## Job
Omit all images. Write out the rest of the material exactly.
□ □ □
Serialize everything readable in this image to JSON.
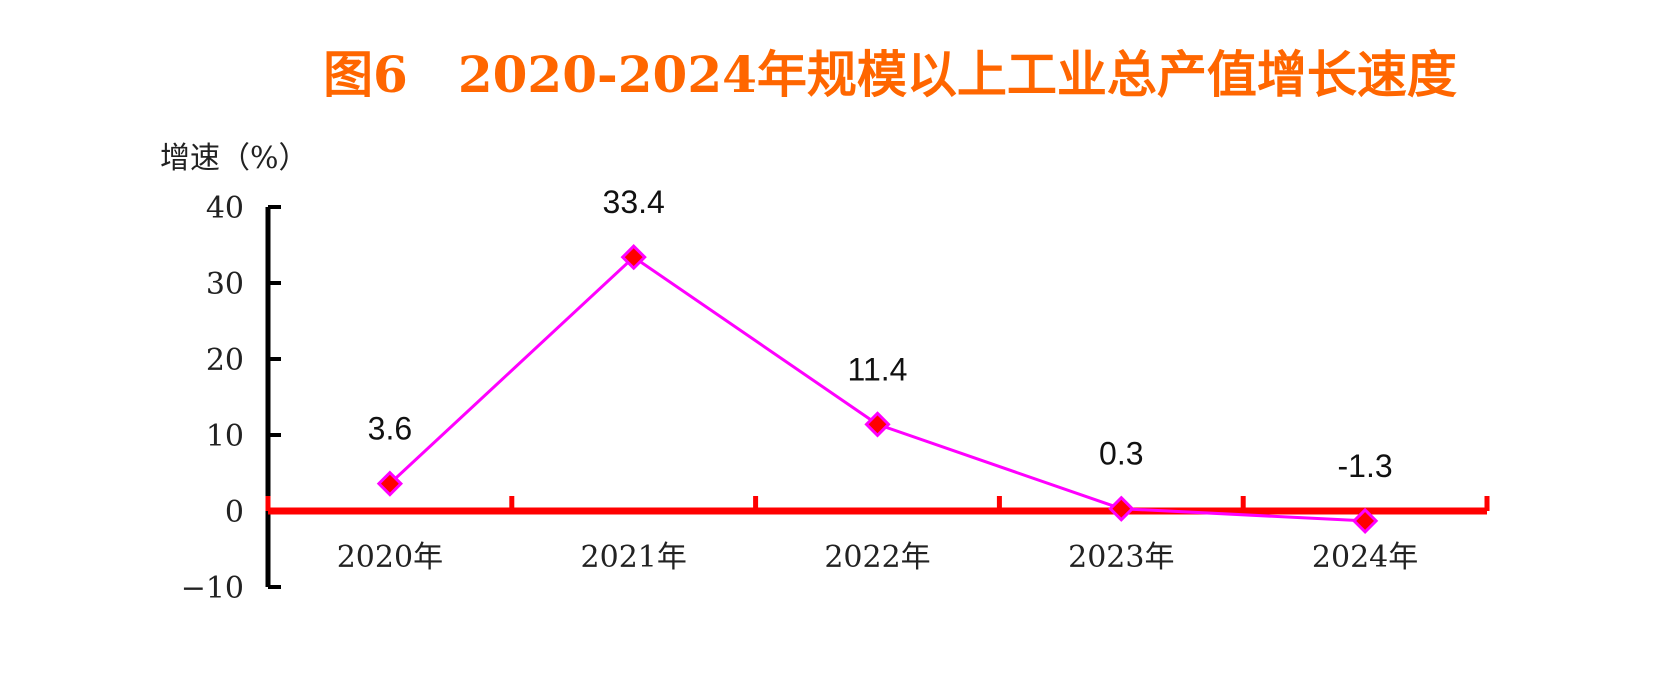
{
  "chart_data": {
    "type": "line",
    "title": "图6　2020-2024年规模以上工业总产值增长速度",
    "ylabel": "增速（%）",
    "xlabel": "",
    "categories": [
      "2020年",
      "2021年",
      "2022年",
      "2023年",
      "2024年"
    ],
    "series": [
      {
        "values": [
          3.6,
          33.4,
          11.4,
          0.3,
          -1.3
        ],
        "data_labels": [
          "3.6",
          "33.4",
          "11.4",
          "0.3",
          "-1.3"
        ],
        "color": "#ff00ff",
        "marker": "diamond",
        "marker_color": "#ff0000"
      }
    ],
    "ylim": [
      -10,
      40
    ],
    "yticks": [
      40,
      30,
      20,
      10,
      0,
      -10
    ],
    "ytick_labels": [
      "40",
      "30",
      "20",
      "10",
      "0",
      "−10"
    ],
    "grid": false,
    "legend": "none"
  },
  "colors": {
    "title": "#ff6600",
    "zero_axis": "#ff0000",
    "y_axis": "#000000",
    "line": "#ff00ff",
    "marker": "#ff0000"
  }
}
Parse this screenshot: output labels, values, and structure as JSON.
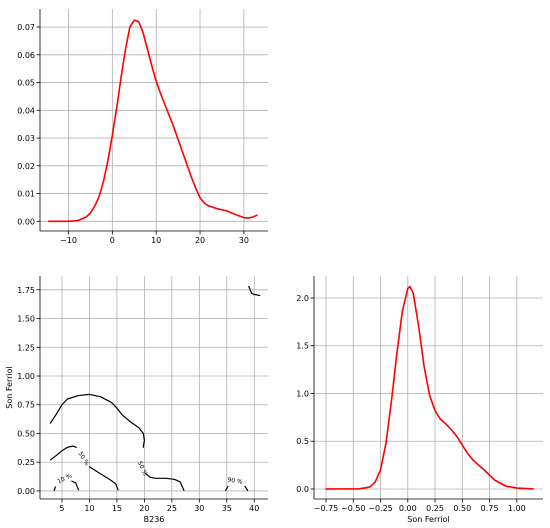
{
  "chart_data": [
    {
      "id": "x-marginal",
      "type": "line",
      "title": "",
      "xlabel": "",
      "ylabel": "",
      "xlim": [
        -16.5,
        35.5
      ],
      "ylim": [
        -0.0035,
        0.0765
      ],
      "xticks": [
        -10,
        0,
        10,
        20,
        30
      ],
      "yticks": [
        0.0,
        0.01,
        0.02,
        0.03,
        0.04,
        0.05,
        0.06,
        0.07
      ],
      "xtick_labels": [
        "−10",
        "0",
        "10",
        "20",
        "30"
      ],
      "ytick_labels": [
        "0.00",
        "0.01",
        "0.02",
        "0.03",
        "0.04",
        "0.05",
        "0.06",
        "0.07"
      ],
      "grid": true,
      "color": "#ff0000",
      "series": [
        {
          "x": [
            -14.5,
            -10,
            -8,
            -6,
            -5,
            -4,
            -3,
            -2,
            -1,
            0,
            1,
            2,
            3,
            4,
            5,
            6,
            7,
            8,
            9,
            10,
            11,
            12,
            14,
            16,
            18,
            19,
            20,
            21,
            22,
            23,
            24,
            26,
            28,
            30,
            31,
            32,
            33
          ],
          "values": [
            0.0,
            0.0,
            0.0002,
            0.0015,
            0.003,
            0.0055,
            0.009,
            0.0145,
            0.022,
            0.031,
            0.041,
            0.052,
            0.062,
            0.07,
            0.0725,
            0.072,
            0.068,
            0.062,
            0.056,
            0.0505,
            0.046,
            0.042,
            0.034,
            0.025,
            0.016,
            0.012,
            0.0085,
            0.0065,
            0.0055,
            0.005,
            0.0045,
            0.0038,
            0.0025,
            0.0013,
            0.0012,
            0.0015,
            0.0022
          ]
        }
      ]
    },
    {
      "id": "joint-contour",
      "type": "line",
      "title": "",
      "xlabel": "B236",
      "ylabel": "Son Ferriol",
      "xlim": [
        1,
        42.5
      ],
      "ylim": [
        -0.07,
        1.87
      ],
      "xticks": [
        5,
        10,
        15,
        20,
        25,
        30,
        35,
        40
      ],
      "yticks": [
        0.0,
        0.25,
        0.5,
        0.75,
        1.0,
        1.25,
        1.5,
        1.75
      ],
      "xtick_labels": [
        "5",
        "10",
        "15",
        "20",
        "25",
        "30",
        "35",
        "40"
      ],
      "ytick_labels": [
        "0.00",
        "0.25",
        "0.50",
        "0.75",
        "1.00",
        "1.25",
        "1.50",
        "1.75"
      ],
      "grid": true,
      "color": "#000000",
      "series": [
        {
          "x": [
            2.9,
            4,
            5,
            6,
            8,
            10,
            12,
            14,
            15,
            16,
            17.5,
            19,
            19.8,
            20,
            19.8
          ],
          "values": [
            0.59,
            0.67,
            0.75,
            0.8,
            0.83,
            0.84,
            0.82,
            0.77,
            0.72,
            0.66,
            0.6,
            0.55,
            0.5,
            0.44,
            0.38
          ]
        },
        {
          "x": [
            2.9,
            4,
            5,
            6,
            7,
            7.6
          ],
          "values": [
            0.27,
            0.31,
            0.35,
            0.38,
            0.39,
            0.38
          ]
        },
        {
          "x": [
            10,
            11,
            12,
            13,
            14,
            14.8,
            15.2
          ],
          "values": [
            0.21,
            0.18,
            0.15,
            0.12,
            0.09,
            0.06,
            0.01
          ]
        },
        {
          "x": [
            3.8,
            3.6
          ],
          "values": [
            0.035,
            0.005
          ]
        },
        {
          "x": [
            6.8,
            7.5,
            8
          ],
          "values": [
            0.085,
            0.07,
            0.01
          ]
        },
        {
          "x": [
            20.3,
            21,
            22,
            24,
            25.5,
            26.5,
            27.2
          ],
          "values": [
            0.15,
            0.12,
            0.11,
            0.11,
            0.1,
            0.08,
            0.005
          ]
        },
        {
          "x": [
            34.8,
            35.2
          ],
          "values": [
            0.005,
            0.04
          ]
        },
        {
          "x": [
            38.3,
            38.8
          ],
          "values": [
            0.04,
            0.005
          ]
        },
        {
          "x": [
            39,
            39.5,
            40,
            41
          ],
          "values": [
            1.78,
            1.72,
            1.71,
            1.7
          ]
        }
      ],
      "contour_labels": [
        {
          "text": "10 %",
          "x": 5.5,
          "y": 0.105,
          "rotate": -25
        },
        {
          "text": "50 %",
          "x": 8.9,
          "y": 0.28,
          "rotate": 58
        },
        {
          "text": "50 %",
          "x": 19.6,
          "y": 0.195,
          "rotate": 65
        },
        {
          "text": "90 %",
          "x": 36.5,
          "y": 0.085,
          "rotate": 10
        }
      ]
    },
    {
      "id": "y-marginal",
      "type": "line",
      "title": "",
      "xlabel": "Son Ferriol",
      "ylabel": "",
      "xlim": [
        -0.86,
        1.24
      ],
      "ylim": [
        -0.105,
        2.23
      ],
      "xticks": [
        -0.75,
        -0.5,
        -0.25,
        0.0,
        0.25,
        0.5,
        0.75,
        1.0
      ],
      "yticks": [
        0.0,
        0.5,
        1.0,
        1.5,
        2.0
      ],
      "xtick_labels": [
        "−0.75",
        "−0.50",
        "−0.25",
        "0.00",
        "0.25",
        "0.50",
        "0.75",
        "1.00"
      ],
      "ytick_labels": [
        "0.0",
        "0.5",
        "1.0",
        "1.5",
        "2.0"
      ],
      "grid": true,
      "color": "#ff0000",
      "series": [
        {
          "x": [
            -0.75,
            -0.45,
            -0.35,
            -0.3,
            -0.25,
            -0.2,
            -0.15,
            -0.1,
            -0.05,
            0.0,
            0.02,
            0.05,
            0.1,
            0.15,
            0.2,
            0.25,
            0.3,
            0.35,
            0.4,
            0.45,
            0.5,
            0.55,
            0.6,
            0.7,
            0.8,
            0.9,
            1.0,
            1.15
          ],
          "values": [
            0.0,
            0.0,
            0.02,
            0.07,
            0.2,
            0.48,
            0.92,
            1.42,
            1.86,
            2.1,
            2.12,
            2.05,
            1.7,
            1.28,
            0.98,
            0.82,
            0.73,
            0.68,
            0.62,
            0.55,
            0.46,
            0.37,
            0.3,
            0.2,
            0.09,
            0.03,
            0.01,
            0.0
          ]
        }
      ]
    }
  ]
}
□ □ □
## Written solution
Serialize everything readable in this image to JSON.
{
  "chart_data": {
    "type": "line",
    "title": "图6　2020-2024年规模以上工业总产值增长速度",
    "ylabel": "增速（%）",
    "xlabel": "",
    "categories": [
      "2020年",
      "2021年",
      "2022年",
      "2023年",
      "2024年"
    ],
    "series": [
      {
        "values": [
          3.6,
          33.4,
          11.4,
          0.3,
          -1.3
        ],
        "data_labels": [
          "3.6",
          "33.4",
          "11.4",
          "0.3",
          "-1.3"
        ],
        "color": "#ff00ff",
        "marker": "diamond",
        "marker_color": "#ff0000"
      }
    ],
    "ylim": [
      -10,
      40
    ],
    "yticks": [
      40,
      30,
      20,
      10,
      0,
      -10
    ],
    "ytick_labels": [
      "40",
      "30",
      "20",
      "10",
      "0",
      "−10"
    ],
    "grid": false,
    "legend": "none"
  },
  "colors": {
    "title": "#ff6600",
    "zero_axis": "#ff0000",
    "y_axis": "#000000",
    "line": "#ff00ff",
    "marker": "#ff0000"
  }
}
Parse this screenshot: output labels, values, and structure as JSON.
{
  "chart_data": [
    {
      "id": "x-marginal",
      "type": "line",
      "title": "",
      "xlabel": "",
      "ylabel": "",
      "xlim": [
        -16.5,
        35.5
      ],
      "ylim": [
        -0.0035,
        0.0765
      ],
      "xticks": [
        -10,
        0,
        10,
        20,
        30
      ],
      "yticks": [
        0.0,
        0.01,
        0.02,
        0.03,
        0.04,
        0.05,
        0.06,
        0.07
      ],
      "xtick_labels": [
        "−10",
        "0",
        "10",
        "20",
        "30"
      ],
      "ytick_labels": [
        "0.00",
        "0.01",
        "0.02",
        "0.03",
        "0.04",
        "0.05",
        "0.06",
        "0.07"
      ],
      "grid": true,
      "color": "#ff0000",
      "series": [
        {
          "x": [
            -14.5,
            -10,
            -8,
            -6,
            -5,
            -4,
            -3,
            -2,
            -1,
            0,
            1,
            2,
            3,
            4,
            5,
            6,
            7,
            8,
            9,
            10,
            11,
            12,
            14,
            16,
            18,
            19,
            20,
            21,
            22,
            23,
            24,
            26,
            28,
            30,
            31,
            32,
            33
          ],
          "values": [
            0.0,
            0.0,
            0.0002,
            0.0015,
            0.003,
            0.0055,
            0.009,
            0.0145,
            0.022,
            0.031,
            0.041,
            0.052,
            0.062,
            0.07,
            0.0725,
            0.072,
            0.068,
            0.062,
            0.056,
            0.0505,
            0.046,
            0.042,
            0.034,
            0.025,
            0.016,
            0.012,
            0.0085,
            0.0065,
            0.0055,
            0.005,
            0.0045,
            0.0038,
            0.0025,
            0.0013,
            0.0012,
            0.0015,
            0.0022
          ]
        }
      ]
    },
    {
      "id": "joint-contour",
      "type": "line",
      "title": "",
      "xlabel": "B236",
      "ylabel": "Son Ferriol",
      "xlim": [
        1,
        42.5
      ],
      "ylim": [
        -0.07,
        1.87
      ],
      "xticks": [
        5,
        10,
        15,
        20,
        25,
        30,
        35,
        40
      ],
      "yticks": [
        0.0,
        0.25,
        0.5,
        0.75,
        1.0,
        1.25,
        1.5,
        1.75
      ],
      "xtick_labels": [
        "5",
        "10",
        "15",
        "20",
        "25",
        "30",
        "35",
        "40"
      ],
      "ytick_labels": [
        "0.00",
        "0.25",
        "0.50",
        "0.75",
        "1.00",
        "1.25",
        "1.50",
        "1.75"
      ],
      "grid": true,
      "color": "#000000",
      "series": [
        {
          "x": [
            2.9,
            4,
            5,
            6,
            8,
            10,
            12,
            14,
            15,
            16,
            17.5,
            19,
            19.8,
            20,
            19.8
          ],
          "values": [
            0.59,
            0.67,
            0.75,
            0.8,
            0.83,
            0.84,
            0.82,
            0.77,
            0.72,
            0.66,
            0.6,
            0.55,
            0.5,
            0.44,
            0.38
          ]
        },
        {
          "x": [
            2.9,
            4,
            5,
            6,
            7,
            7.6
          ],
          "values": [
            0.27,
            0.31,
            0.35,
            0.38,
            0.39,
            0.38
          ]
        },
        {
          "x": [
            10,
            11,
            12,
            13,
            14,
            14.8,
            15.2
          ],
          "values": [
            0.21,
            0.18,
            0.15,
            0.12,
            0.09,
            0.06,
            0.01
          ]
        },
        {
          "x": [
            3.8,
            3.6
          ],
          "values": [
            0.035,
            0.005
          ]
        },
        {
          "x": [
            6.8,
            7.5,
            8
          ],
          "values": [
            0.085,
            0.07,
            0.01
          ]
        },
        {
          "x": [
            20.3,
            21,
            22,
            24,
            25.5,
            26.5,
            27.2
          ],
          "values": [
            0.15,
            0.12,
            0.11,
            0.11,
            0.1,
            0.08,
            0.005
          ]
        },
        {
          "x": [
            34.8,
            35.2
          ],
          "values": [
            0.005,
            0.04
          ]
        },
        {
          "x": [
            38.3,
            38.8
          ],
          "values": [
            0.04,
            0.005
          ]
        },
        {
          "x": [
            39,
            39.5,
            40,
            41
          ],
          "values": [
            1.78,
            1.72,
            1.71,
            1.7
          ]
        }
      ],
      "contour_labels": [
        {
          "text": "10 %",
          "x": 5.5,
          "y": 0.105,
          "rotate": -25
        },
        {
          "text": "50 %",
          "x": 8.9,
          "y": 0.28,
          "rotate": 58
        },
        {
          "text": "50 %",
          "x": 19.6,
          "y": 0.195,
          "rotate": 65
        },
        {
          "text": "90 %",
          "x": 36.5,
          "y": 0.085,
          "rotate": 10
        }
      ]
    },
    {
      "id": "y-marginal",
      "type": "line",
      "title": "",
      "xlabel": "Son Ferriol",
      "ylabel": "",
      "xlim": [
        -0.86,
        1.24
      ],
      "ylim": [
        -0.105,
        2.23
      ],
      "xticks": [
        -0.75,
        -0.5,
        -0.25,
        0.0,
        0.25,
        0.5,
        0.75,
        1.0
      ],
      "yticks": [
        0.0,
        0.5,
        1.0,
        1.5,
        2.0
      ],
      "xtick_labels": [
        "−0.75",
        "−0.50",
        "−0.25",
        "0.00",
        "0.25",
        "0.50",
        "0.75",
        "1.00"
      ],
      "ytick_labels": [
        "0.0",
        "0.5",
        "1.0",
        "1.5",
        "2.0"
      ],
      "grid": true,
      "color": "#ff0000",
      "series": [
        {
          "x": [
            -0.75,
            -0.45,
            -0.35,
            -0.3,
            -0.25,
            -0.2,
            -0.15,
            -0.1,
            -0.05,
            0.0,
            0.02,
            0.05,
            0.1,
            0.15,
            0.2,
            0.25,
            0.3,
            0.35,
            0.4,
            0.45,
            0.5,
            0.55,
            0.6,
            0.7,
            0.8,
            0.9,
            1.0,
            1.15
          ],
          "values": [
            0.0,
            0.0,
            0.02,
            0.07,
            0.2,
            0.48,
            0.92,
            1.42,
            1.86,
            2.1,
            2.12,
            2.05,
            1.7,
            1.28,
            0.98,
            0.82,
            0.73,
            0.68,
            0.62,
            0.55,
            0.46,
            0.37,
            0.3,
            0.2,
            0.09,
            0.03,
            0.01,
            0.0
          ]
        }
      ]
    }
  ]
}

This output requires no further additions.